# Document section
━━━━━━━━━━━━━━━━━━━━
Traceability and Circular Economy

If every piece of plastic disappeared overnight, modern life would come to a standstill.
You wake up and reach for your toothbrush. You make coffee using a machine with plastic parts. You check your phone, put on your shoes, grab your reusable water bottle, and head out the door. Even if you’re trying to make sustainable choices, plastic is almost impossible to avoid.
This raises an important question: can we live without plastic?
For many people, the obvious answer is yes. After all, plastic pollution has become one of the world’s biggest environmental challenges. Images of littered beaches and wildlife tangled in plastic waste have fuelled calls for a plastic-free future.
But the reality is more complex.
Plastic itself is not the enemy. In many cases, it plays an essential role in protecting human health, preserving food, improving transportation, and supporting renewable energy. The real challenge lies in reducing unnecessary plastic use while ensuring essential plastics stay in circulation and out of nature.
Instead of asking how to eliminate plastic altogether, perhaps the better question is: Where does plastic add the most value, and where can we do without it?
Why plastic became so essential
Plastic became one of the world’s most widely used materials for good reason.
Compared with many alternatives, it is lightweight, durable, and affordable. It is also hygienic, highly versatile and easy to manufacture into countless shapes and products.
These qualities have transformed industries and improved everyday life.
━━━━━━━━━━━━━━━━━━━━
Stored data entries
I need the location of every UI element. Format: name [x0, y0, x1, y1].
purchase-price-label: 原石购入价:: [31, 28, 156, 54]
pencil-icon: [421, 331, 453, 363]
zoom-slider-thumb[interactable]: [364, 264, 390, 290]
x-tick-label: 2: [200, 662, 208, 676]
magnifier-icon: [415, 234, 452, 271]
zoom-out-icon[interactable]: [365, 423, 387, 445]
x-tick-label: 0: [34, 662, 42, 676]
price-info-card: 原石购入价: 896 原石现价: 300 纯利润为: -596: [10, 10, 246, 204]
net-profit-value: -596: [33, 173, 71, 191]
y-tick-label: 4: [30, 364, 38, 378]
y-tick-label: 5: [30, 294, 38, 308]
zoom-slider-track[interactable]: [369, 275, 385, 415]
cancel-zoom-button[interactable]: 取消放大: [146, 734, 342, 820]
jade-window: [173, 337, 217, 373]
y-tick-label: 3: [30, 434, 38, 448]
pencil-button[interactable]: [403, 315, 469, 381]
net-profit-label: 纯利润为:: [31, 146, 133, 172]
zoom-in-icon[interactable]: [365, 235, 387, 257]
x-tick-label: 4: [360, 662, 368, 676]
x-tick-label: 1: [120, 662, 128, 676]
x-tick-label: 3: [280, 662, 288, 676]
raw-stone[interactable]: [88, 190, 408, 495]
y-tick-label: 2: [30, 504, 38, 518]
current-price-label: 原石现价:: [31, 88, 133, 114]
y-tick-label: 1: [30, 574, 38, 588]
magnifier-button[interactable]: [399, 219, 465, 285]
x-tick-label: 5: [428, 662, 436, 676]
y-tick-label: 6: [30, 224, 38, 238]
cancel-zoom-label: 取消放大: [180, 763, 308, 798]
━━━━━━━━━━━━━━━━━━━━
# Actions to take
1. Rewrite the part of the passage on living without plastic starting at "For many people, the" and ending at "is more complex.", changing "littered beaches" to "polluted coastlines".
2. According to the passage on living without plastic, where does the real challenge lie?
3. List every quality of plastic that the passage on living without plastic names when explaining why plastic became so widely used.
The rows above are separate material and do not belong to the passage on living without plastic.

# Answers by item
1.
For many people, the obvious answer is yes. After all, plastic pollution has become one of the world’s biggest environmental challenges. Images of polluted coastlines and wildlife tangled in plastic waste have fuelled calls for a plastic-free future.
But the reality is more complex.

2. It lies in reducing unnecessary plastic use while ensuring essential plastics stay in circulation and out of nature.

3.
- Lightweight
- Durable
- Affordable
- Hygienic
- Highly versatile
- Easy to manufacture into countless shapes and products